Part of a data file
------------

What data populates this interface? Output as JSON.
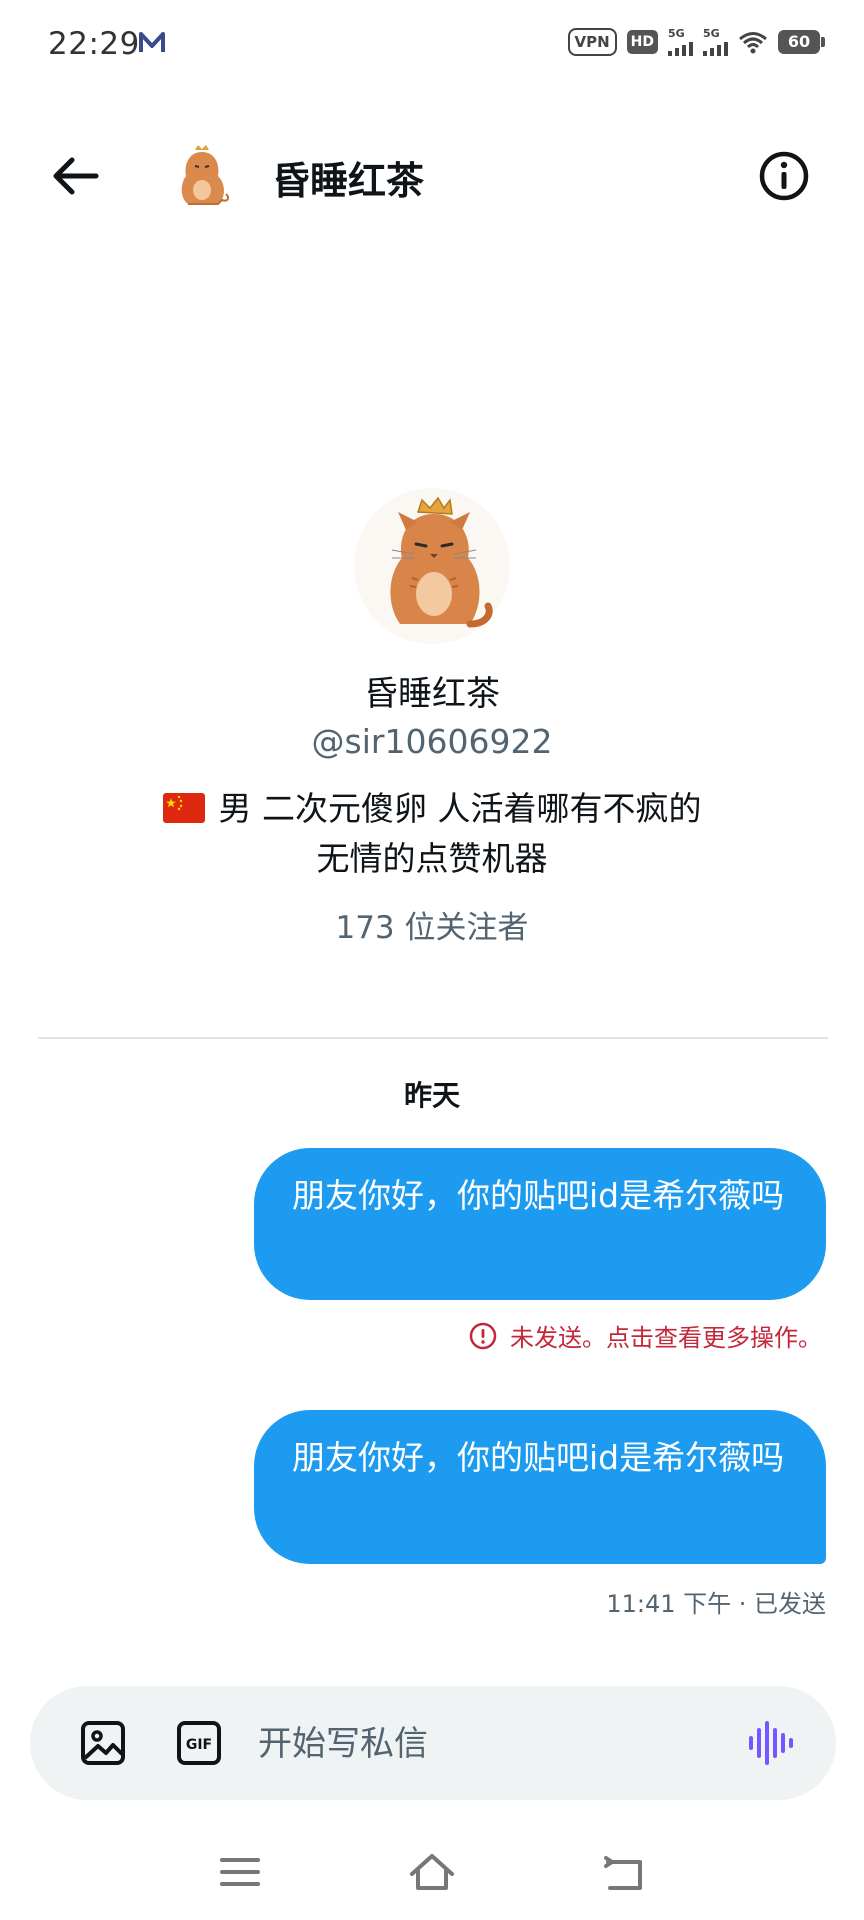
{
  "status_bar": {
    "time": "22:29",
    "vpn": "VPN",
    "hd": "HD",
    "network_1": "5G",
    "network_2": "5G",
    "battery": "60"
  },
  "header": {
    "title": "昏睡红茶"
  },
  "profile": {
    "name": "昏睡红茶",
    "handle": "@sir10606922",
    "bio_line_1": "男 二次元傻卵 人活着哪有不疯的",
    "bio_line_2": "无情的点赞机器",
    "followers": "173 位关注者"
  },
  "conversation": {
    "day_label": "昨天",
    "messages": [
      {
        "text": "朋友你好，你的贴吧id是希尔薇吗",
        "status": "未发送。点击查看更多操作。"
      },
      {
        "text": "朋友你好，你的贴吧id是希尔薇吗",
        "status": "11:41 下午 · 已发送"
      }
    ]
  },
  "composer": {
    "placeholder": "开始写私信"
  },
  "colors": {
    "bubble": "#1d9bf0",
    "error": "#c4273a",
    "voice_accent": "#7856ff"
  }
}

------------

INSTRUCTION: Strip the images and reproduce the remaining records precisely.

RESULT:
What data populates this interface? Output as JSON.
{
  "status_bar": {
    "time": "22:29",
    "vpn": "VPN",
    "hd": "HD",
    "network_1": "5G",
    "network_2": "5G",
    "battery": "60"
  },
  "header": {
    "title": "昏睡红茶"
  },
  "profile": {
    "name": "昏睡红茶",
    "handle": "@sir10606922",
    "bio_line_1": "男 二次元傻卵 人活着哪有不疯的",
    "bio_line_2": "无情的点赞机器",
    "followers": "173 位关注者"
  },
  "conversation": {
    "day_label": "昨天",
    "messages": [
      {
        "text": "朋友你好，你的贴吧id是希尔薇吗",
        "status": "未发送。点击查看更多操作。"
      },
      {
        "text": "朋友你好，你的贴吧id是希尔薇吗",
        "status": "11:41 下午 · 已发送"
      }
    ]
  },
  "composer": {
    "placeholder": "开始写私信"
  },
  "colors": {
    "bubble": "#1d9bf0",
    "error": "#c4273a",
    "voice_accent": "#7856ff"
  }
}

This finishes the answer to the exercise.